TASK GOAL
Count every line below in which "CONOCER" occurs, then give only the count.

RECORDS SHOWN
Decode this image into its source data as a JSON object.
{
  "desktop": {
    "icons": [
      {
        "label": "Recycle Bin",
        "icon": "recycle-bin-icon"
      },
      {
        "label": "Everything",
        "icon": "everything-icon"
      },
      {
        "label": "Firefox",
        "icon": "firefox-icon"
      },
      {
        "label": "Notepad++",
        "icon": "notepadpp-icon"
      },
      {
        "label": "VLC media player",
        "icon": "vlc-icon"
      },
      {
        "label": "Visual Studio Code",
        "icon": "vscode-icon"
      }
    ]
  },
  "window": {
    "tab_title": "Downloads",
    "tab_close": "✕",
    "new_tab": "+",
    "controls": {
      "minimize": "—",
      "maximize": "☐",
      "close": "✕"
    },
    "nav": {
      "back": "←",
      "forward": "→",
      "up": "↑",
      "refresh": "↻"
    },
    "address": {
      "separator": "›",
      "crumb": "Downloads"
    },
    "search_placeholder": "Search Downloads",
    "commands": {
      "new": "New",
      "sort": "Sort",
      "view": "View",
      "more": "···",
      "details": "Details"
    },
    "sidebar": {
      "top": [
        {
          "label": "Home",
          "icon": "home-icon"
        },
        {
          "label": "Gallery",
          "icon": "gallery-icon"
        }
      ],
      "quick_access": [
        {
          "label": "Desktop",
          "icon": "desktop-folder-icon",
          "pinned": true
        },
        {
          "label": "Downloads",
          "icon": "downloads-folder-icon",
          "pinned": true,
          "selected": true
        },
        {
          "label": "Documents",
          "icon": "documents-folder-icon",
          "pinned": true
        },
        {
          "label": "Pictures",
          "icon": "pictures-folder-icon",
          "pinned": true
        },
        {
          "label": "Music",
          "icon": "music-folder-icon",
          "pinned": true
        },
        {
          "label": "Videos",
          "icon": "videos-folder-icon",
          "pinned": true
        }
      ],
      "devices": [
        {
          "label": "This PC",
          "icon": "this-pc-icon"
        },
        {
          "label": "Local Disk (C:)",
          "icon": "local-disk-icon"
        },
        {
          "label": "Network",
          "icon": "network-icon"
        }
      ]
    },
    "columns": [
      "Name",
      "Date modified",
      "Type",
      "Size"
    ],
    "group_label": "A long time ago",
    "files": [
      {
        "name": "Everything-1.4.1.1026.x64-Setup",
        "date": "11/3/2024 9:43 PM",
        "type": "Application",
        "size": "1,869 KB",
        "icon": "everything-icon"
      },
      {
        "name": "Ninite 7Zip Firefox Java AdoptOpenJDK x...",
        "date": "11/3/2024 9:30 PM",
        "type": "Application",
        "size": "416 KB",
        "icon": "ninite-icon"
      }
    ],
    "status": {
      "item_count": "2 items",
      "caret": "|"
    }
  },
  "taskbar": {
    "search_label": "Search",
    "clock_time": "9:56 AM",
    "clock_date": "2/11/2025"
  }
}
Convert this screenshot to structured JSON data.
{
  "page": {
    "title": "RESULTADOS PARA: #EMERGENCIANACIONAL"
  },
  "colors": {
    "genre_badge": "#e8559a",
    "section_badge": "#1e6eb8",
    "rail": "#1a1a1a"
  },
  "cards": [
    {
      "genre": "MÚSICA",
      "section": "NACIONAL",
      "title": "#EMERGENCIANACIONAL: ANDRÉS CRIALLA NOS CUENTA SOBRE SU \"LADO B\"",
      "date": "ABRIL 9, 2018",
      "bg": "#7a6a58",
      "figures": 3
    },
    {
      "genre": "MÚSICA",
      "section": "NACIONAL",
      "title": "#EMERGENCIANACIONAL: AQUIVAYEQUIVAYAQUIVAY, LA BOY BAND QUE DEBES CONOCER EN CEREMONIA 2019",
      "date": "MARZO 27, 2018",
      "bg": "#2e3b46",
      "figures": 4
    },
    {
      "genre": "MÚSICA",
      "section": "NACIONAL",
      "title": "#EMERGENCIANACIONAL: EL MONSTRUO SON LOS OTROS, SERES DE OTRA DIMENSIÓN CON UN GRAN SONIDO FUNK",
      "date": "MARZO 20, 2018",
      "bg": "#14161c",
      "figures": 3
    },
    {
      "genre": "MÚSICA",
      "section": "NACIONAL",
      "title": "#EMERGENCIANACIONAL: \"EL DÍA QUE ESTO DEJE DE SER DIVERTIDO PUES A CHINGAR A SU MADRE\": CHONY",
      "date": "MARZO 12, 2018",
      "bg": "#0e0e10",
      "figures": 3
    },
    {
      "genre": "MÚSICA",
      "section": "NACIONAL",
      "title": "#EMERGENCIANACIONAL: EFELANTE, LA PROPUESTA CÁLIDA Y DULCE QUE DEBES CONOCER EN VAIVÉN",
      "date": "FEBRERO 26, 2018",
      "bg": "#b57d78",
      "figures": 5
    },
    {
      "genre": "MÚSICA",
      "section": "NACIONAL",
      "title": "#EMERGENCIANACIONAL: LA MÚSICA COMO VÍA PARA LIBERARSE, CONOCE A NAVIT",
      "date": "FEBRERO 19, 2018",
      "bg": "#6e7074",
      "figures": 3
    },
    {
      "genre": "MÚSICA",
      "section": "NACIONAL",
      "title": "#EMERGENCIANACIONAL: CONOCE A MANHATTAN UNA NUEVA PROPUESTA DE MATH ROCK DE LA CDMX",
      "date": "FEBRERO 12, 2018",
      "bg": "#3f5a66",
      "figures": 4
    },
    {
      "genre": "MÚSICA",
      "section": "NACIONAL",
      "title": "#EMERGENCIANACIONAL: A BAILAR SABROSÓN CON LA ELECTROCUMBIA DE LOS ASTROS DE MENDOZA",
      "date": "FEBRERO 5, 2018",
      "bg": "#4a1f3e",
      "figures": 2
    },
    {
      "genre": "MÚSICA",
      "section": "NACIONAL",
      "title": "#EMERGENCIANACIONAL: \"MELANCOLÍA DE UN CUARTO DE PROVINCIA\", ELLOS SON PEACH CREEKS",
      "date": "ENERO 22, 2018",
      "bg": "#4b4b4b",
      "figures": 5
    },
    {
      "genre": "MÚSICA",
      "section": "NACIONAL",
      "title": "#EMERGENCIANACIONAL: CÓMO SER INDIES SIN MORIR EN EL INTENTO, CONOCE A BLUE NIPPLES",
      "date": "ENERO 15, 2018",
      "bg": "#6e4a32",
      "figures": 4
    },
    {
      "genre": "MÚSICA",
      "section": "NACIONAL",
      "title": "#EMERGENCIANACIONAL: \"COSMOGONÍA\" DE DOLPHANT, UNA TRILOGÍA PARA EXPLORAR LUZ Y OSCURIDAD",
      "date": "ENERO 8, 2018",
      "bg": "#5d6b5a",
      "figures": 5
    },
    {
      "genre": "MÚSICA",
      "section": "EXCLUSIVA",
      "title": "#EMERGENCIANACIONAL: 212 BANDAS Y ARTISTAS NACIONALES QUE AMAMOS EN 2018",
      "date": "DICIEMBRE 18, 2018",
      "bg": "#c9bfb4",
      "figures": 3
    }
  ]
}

COMPLETED TASK
2